• DOCUMENT SEGMENT:
'''

I met a friend of my wife’s at the garden center this past Monday morning who retired a few years ago after 30+ years at a local MegaCorp. We were talking about the negative fortunes both our former employers have shown in their stock price. Both companies have seen much better days – down 25-40% from their peak a few years ago.
He knew a lot about the stock performance of both companies because he spends a lot of time day trading – buying & selling stocks within relatively short trading windows. He said he trades stock of his own former MegaCorp quite a bit – when he was working he was actually ‘investigated’ because he was trading the stock so much (he was a scientist, not an executive or officer of the company).
Even after being retired a few years, he said he still traded his MegaCorp often because he had “worked there so many years” he felt like “he knew exactly how the company was doing” – better than others in the market.
Frankly, my experience couldn’t be farther from his. Even when I was an executive officer of a large MegaCorp – and sharply restricted by insider trading requirements – I had a very hard time predicting the movements of the company’s stock price. While I might have been close to the details of our operating performance in a given quarter, there were always accounting adjustments, pension requirements, foreign exchange, and other hard-to-predict financial dynamics that made predicting stock performance difficult.

'''

• DATA EXTRACTS:
'''

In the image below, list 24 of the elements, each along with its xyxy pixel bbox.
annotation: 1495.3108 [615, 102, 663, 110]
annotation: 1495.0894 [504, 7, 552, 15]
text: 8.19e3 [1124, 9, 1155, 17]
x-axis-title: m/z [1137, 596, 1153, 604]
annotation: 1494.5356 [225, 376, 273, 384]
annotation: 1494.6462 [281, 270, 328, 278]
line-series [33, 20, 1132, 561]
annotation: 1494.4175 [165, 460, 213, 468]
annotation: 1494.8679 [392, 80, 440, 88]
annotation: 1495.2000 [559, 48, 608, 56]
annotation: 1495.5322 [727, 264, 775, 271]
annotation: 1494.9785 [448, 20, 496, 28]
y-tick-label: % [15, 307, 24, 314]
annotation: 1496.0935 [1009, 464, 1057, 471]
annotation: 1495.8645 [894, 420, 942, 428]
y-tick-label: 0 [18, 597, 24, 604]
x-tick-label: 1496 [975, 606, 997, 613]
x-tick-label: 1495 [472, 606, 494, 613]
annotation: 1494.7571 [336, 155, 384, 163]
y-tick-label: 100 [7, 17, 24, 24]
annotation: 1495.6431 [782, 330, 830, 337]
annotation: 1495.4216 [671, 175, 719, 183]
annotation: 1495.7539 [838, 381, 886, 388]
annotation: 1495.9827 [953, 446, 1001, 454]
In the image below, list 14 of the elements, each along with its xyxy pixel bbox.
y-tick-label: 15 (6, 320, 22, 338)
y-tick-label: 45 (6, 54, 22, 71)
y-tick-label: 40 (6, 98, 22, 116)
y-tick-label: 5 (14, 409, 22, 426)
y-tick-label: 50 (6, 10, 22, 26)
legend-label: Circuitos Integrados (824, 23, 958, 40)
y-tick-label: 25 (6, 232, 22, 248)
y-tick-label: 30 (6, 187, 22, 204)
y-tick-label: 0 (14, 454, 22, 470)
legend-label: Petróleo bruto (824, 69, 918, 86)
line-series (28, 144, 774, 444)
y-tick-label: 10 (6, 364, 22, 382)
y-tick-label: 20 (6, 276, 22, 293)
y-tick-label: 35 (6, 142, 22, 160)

'''

• PROBLEM A: In the blog post about trading a former employer's stock, what was the friend's role when he worked at his MegaCorp?
• PROBLEM B: Continue the blog post about trading a former employer's stock from where it stops.

• TASK OUTPUT A: He was a scientist.

• TASK OUTPUT B:
On top of that, investor sentiment is impacted by what experts call ‘second-level chaos’ theory. That is, the outcome of it is influenced by what people predict the outcome will be. Unlike the weather – that is what it is – stock prices sometimes run up in advance of an announcement (‘buy on the rumor’) and then sink even though the results are positive – but maybe not as positive as what people predicted (‘sell on the news’). Imagining how predicted results & actual results will line up is second-level difficult.
For these reasons, and the fact that your retirement, pension, and health insurance may already be counting on your former MegaCorp’s stock performance, I feel it’s too risky to spend too much time playing day-trader on your employer. If the whole company was in sudden chaos, you’d be in big trouble. So, I prefer to keep it simple with a low-cost equity index fund that captures all of the markets successes (that hopefully overcome the markets shortcomings).
How much focus do you put on trading your employer’s / former employer’s stock?